PROMPT:
Check every line of the material below for "this". Give the number of lines that have it, and only that.

EXTRACTED DATA:
====================

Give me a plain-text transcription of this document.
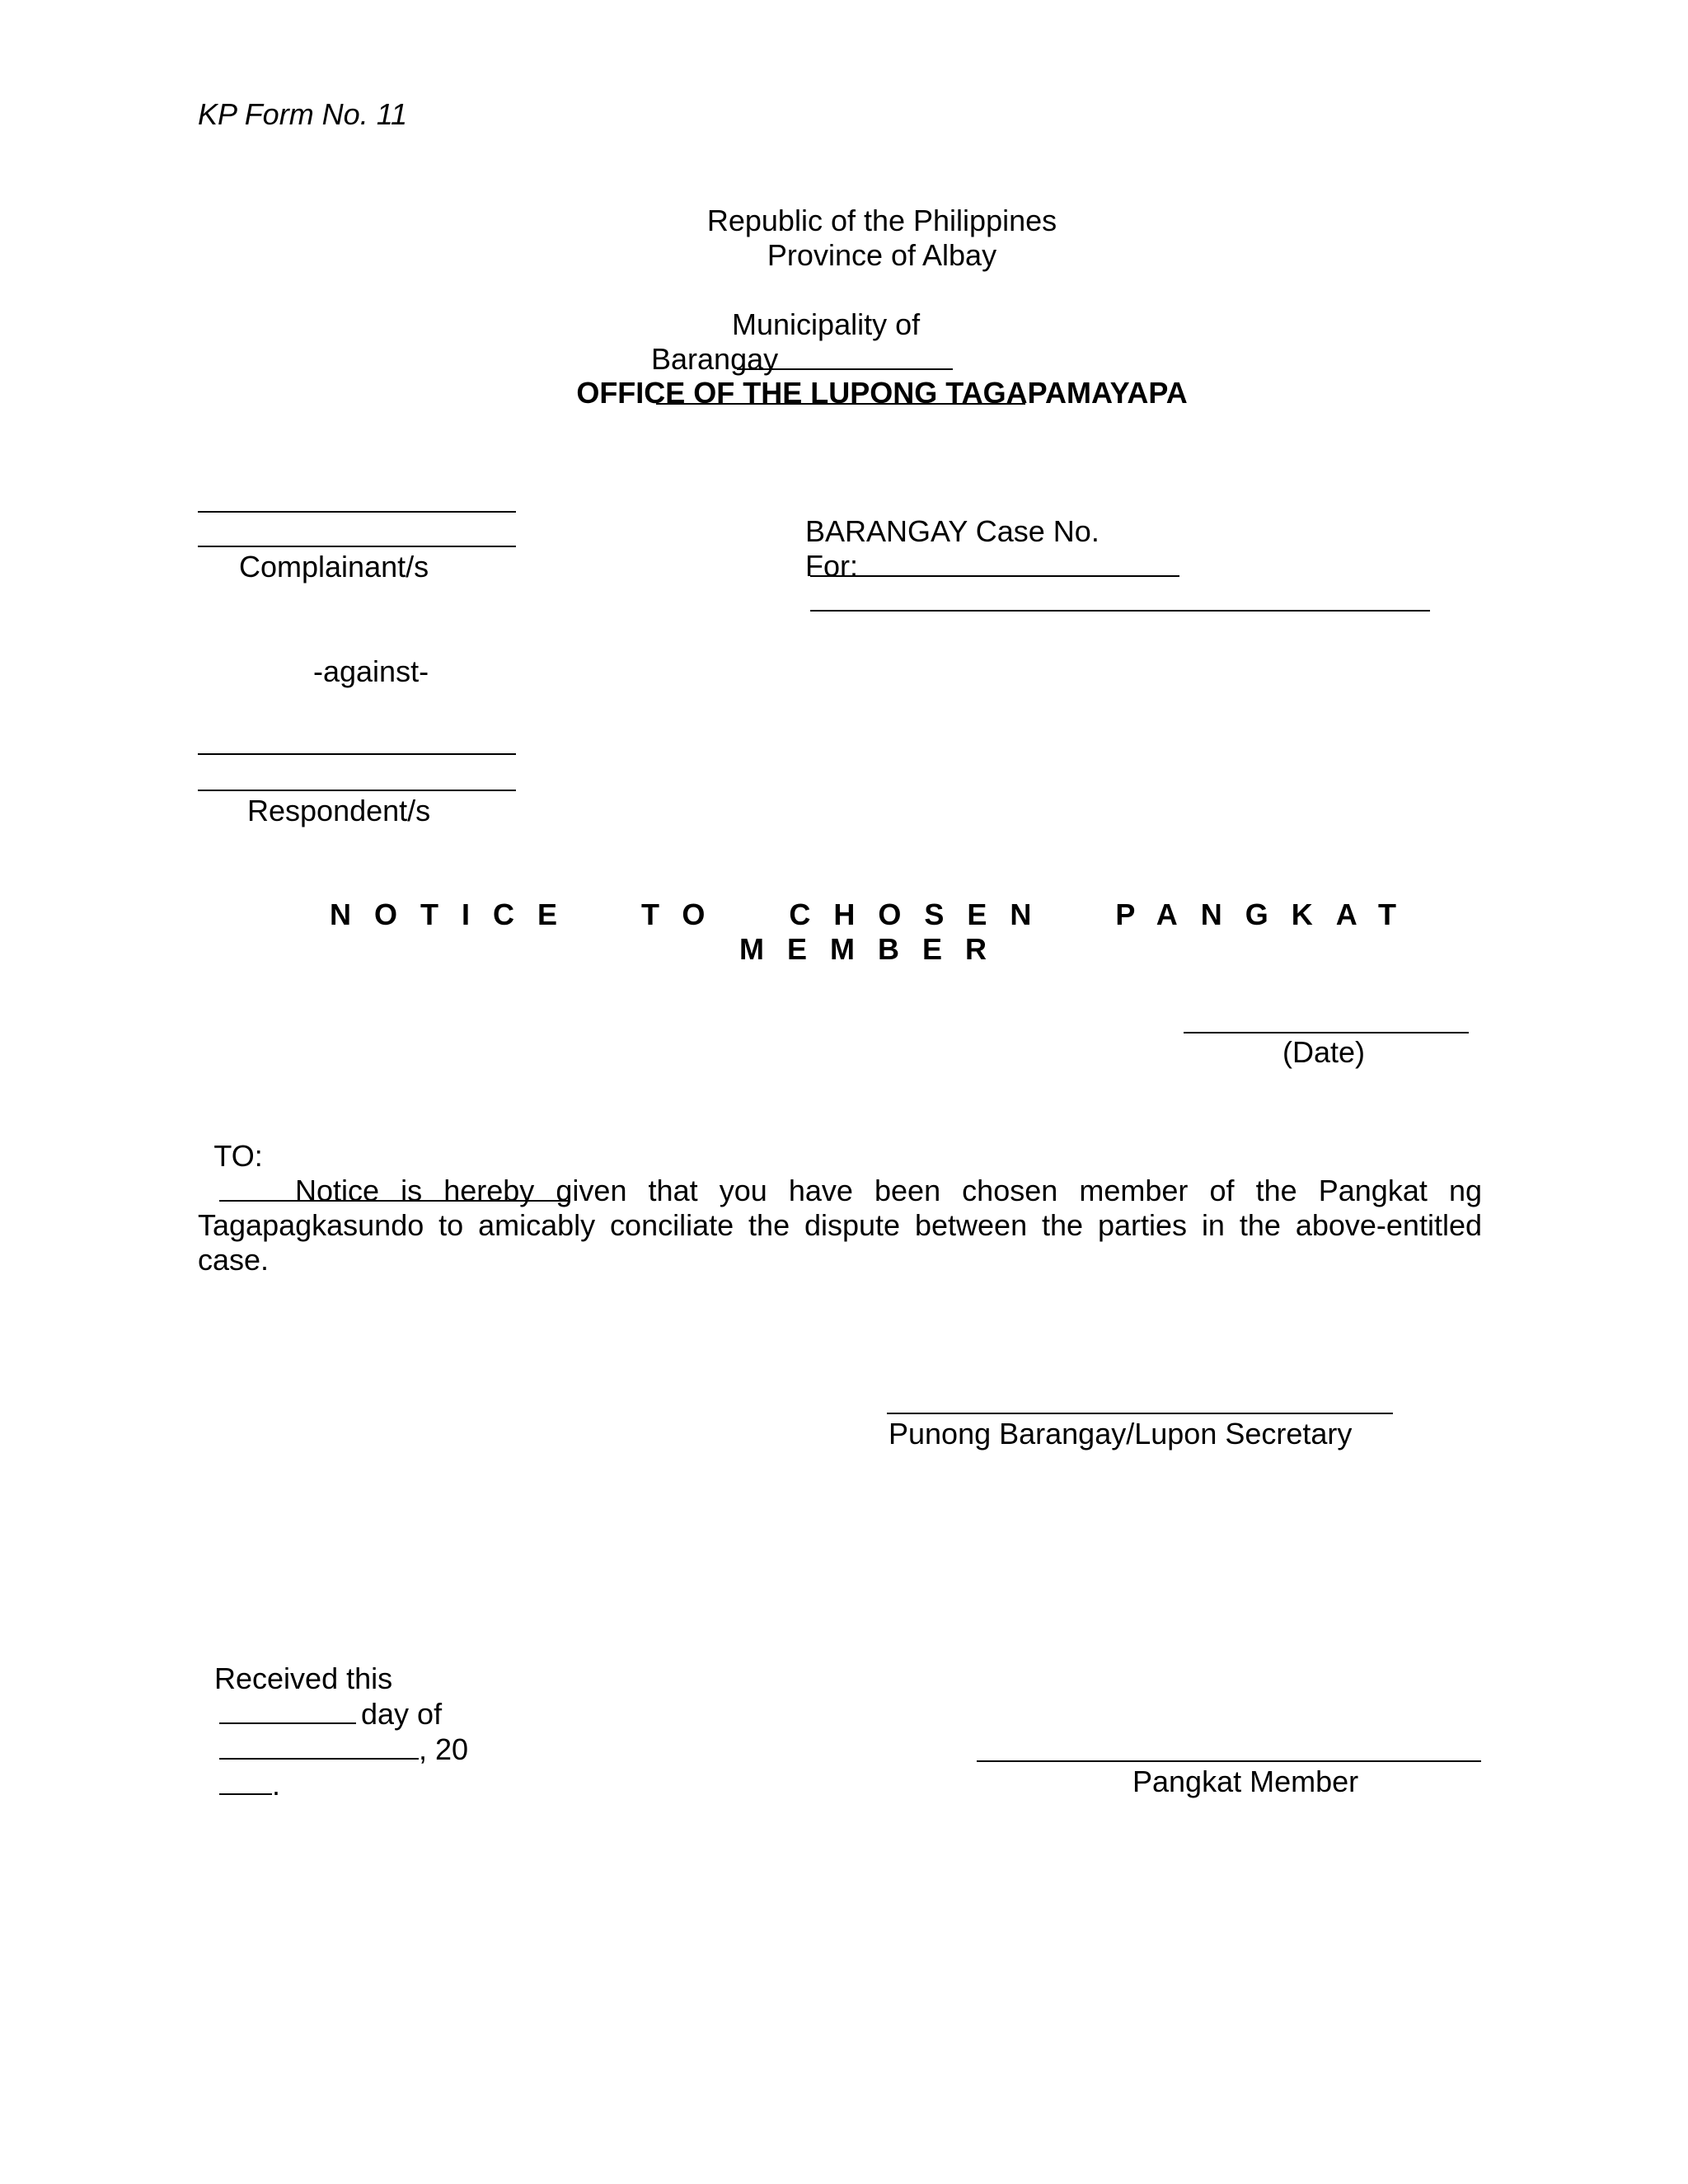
KP Form No. 11
Republic of the Philippines
Province of Albay

Municipality of

Barangay

OFFICE OF THE LUPONG TAGAPAMAYAPA
Complainant/s

BARANGAY Case No.

For:

-against-
Respondent/s
NOTICE TO CHOSEN PANGKAT
MEMBER
(Date)

TO:

Notice is hereby given that you have been chosen member of the Pangkat ng Tagapagkasundo to amicably conciliate the dispute between the parties in the above-entitled case.
Punong Barangay/Lupon Secretary

Received this
day of
, 20
.	Pangkat Member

====================

RESULT BELOW:
2